### Aim of the task
Review the listing and copy each line that holds the word "from".

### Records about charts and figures
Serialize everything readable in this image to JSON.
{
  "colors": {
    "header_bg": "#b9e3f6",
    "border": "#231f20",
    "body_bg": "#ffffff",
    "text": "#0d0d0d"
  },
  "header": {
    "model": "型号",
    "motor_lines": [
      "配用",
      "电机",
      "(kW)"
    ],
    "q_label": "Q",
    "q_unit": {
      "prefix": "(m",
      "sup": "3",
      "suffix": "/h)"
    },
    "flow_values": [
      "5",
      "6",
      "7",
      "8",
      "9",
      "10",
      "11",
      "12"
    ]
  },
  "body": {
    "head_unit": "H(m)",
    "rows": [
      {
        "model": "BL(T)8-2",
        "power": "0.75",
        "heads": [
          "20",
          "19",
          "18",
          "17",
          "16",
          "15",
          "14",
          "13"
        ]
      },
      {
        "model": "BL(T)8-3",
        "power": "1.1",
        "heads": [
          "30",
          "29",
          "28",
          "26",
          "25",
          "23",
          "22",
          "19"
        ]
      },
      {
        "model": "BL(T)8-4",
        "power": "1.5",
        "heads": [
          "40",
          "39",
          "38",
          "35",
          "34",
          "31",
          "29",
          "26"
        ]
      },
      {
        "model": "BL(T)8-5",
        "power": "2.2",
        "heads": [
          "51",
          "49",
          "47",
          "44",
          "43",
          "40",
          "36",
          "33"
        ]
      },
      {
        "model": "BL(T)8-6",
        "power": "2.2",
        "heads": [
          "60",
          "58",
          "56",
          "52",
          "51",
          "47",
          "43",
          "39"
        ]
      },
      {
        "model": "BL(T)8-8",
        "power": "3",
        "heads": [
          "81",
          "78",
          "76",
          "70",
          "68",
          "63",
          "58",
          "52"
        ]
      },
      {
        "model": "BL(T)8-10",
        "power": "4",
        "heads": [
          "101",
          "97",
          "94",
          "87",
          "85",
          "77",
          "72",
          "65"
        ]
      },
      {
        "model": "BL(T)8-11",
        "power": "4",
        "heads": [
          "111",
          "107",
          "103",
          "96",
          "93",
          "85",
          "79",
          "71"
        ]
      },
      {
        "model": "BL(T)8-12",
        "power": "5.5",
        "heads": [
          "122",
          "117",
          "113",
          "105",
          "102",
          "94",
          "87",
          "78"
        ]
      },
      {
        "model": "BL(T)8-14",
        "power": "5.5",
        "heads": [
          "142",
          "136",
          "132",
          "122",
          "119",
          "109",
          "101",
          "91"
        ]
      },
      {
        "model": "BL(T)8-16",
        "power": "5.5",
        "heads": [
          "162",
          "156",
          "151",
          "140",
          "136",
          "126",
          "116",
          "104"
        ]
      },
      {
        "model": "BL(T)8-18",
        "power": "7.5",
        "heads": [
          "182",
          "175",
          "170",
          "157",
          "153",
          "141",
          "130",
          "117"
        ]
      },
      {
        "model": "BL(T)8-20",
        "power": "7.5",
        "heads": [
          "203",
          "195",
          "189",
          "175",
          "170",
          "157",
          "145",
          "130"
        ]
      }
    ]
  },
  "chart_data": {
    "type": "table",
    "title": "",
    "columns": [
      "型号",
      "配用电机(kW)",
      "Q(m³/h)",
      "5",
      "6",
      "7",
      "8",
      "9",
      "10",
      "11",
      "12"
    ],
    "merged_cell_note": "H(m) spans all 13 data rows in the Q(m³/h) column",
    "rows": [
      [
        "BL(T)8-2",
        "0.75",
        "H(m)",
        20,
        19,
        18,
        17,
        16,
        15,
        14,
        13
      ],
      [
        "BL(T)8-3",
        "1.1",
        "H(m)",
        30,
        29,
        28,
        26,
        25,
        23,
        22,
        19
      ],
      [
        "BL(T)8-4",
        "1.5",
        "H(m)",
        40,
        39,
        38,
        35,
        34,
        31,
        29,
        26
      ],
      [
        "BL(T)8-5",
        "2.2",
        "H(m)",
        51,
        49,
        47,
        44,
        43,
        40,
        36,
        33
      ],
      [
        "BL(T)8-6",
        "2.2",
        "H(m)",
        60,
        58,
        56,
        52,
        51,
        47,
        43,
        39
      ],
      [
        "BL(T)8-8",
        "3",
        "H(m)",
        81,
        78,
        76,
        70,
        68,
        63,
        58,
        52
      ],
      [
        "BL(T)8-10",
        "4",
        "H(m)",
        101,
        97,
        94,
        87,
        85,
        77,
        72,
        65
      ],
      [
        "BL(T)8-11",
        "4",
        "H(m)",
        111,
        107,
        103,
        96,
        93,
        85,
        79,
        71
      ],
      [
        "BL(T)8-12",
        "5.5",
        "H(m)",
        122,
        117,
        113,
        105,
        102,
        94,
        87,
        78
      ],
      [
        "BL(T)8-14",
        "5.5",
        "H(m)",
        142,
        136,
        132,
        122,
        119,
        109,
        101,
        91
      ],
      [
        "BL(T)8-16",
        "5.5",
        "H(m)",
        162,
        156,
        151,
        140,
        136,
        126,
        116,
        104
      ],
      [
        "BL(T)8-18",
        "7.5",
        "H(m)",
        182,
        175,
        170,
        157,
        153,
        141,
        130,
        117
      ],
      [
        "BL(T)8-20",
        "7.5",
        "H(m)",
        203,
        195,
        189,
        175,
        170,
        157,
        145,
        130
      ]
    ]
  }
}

==

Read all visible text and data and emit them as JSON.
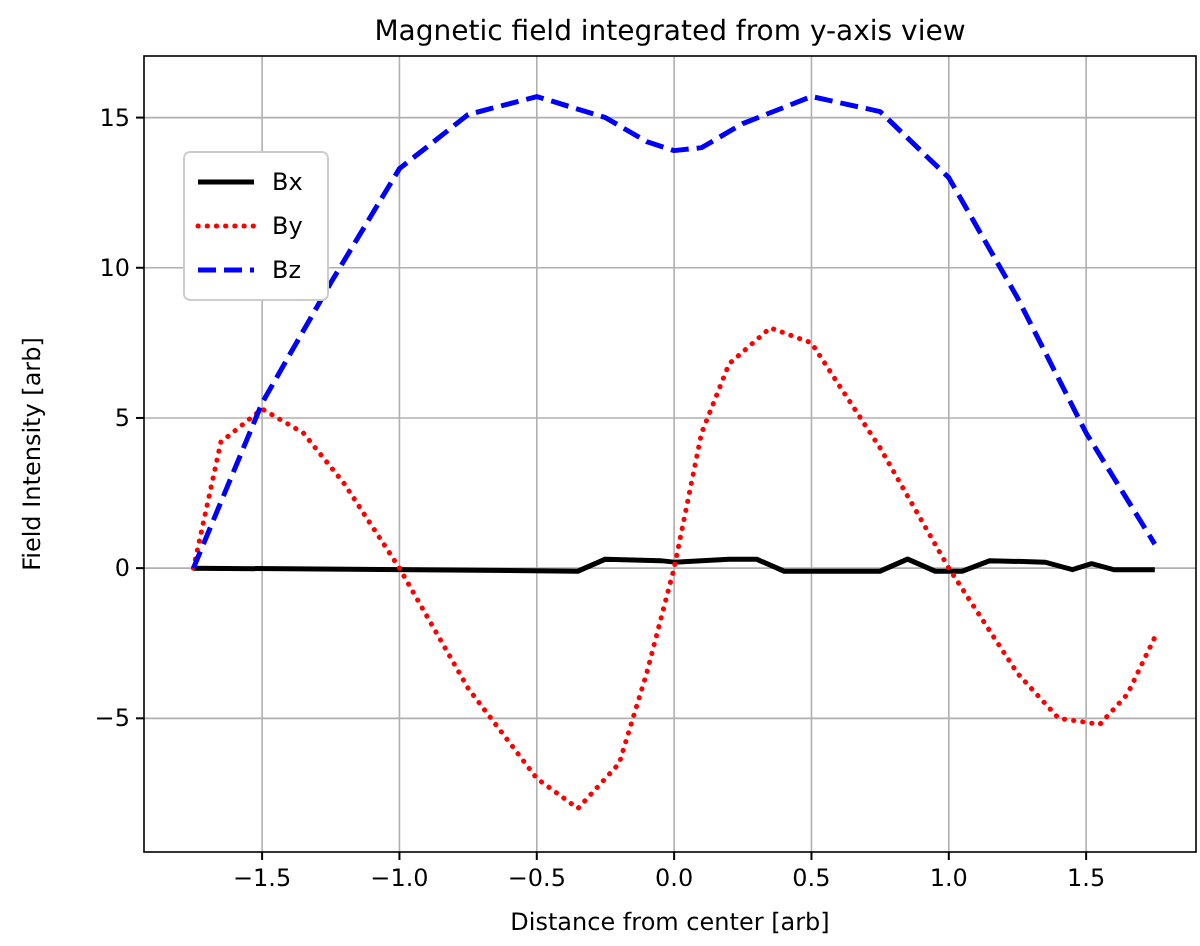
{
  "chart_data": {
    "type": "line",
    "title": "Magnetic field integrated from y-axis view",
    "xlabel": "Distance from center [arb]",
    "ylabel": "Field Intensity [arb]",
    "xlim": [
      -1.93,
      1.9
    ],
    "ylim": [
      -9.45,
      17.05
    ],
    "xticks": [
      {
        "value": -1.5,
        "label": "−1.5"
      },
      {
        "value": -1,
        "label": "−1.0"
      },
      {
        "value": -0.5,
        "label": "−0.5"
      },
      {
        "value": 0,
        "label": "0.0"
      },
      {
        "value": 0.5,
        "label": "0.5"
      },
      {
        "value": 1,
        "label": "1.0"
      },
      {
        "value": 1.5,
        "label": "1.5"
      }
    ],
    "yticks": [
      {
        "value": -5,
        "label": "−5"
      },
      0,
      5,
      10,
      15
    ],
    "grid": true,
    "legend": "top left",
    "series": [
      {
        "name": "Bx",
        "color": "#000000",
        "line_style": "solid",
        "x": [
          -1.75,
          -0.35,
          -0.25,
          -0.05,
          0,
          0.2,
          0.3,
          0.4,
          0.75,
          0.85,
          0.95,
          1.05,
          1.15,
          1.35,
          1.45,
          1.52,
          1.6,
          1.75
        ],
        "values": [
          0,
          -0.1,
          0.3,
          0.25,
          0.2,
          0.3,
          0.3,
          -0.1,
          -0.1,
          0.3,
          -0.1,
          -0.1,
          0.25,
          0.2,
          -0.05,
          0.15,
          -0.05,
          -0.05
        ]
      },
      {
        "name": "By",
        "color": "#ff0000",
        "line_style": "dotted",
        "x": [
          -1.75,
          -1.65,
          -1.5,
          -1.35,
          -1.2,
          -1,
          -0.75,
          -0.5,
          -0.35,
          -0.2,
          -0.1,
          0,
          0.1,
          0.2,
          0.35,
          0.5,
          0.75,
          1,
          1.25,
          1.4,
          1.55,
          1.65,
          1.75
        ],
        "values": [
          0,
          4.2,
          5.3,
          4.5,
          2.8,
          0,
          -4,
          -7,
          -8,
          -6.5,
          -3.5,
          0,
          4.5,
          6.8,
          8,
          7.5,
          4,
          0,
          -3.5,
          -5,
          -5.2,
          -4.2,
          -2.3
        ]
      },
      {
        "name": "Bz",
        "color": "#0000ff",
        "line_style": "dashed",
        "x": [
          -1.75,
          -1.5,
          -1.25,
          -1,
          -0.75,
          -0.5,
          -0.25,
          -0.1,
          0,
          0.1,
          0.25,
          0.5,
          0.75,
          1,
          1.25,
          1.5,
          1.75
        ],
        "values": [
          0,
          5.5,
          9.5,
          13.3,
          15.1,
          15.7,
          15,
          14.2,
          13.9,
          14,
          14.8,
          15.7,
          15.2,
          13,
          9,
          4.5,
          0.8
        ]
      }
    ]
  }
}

### Output below
    "title": "Magnetic field integrated from y-axis view",
    "xlabel": "Distance from center [arb]",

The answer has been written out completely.